(Collected data entries)
__________

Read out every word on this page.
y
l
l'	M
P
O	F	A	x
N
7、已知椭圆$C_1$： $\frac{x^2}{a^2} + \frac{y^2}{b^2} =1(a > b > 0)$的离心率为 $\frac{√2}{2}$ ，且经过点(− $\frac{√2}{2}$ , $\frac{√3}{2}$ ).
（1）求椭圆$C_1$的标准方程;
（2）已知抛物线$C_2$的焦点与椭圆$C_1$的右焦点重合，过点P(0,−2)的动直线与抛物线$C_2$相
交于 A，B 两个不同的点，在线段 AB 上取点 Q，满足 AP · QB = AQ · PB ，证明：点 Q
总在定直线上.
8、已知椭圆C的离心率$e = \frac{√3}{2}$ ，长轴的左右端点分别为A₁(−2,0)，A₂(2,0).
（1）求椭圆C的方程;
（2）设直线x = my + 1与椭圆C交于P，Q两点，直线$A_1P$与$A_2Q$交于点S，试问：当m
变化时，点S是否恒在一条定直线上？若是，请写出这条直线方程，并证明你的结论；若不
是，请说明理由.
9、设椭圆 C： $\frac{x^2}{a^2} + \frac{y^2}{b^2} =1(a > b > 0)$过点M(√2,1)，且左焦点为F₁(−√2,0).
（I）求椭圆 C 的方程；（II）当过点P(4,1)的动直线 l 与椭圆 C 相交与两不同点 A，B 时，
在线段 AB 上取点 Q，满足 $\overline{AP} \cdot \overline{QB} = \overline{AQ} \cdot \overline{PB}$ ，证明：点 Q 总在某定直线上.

__________

» **CHALLENGE**: Recite the full listing above exactly.

» **ANSWER TO THIS EXERCISE**:
Read out every word on this page.
y
l
l'	M
P
O	F	A	x
N
7、已知椭圆$C_1$： $\frac{x^2}{a^2} + \frac{y^2}{b^2} =1(a > b > 0)$的离心率为 $\frac{√2}{2}$ ，且经过点(− $\frac{√2}{2}$ , $\frac{√3}{2}$ ).
（1）求椭圆$C_1$的标准方程;
（2）已知抛物线$C_2$的焦点与椭圆$C_1$的右焦点重合，过点P(0,−2)的动直线与抛物线$C_2$相
交于 A，B 两个不同的点，在线段 AB 上取点 Q，满足 AP · QB = AQ · PB ，证明：点 Q
总在定直线上.
8、已知椭圆C的离心率$e = \frac{√3}{2}$ ，长轴的左右端点分别为A₁(−2,0)，A₂(2,0).
（1）求椭圆C的方程;
（2）设直线x = my + 1与椭圆C交于P，Q两点，直线$A_1P$与$A_2Q$交于点S，试问：当m
变化时，点S是否恒在一条定直线上？若是，请写出这条直线方程，并证明你的结论；若不
是，请说明理由.
9、设椭圆 C： $\frac{x^2}{a^2} + \frac{y^2}{b^2} =1(a > b > 0)$过点M(√2,1)，且左焦点为F₁(−√2,0).
（I）求椭圆 C 的方程；（II）当过点P(4,1)的动直线 l 与椭圆 C 相交与两不同点 A，B 时，
在线段 AB 上取点 Q，满足 $\overline{AP} \cdot \overline{QB} = \overline{AQ} \cdot \overline{PB}$ ，证明：点 Q 总在某定直线上.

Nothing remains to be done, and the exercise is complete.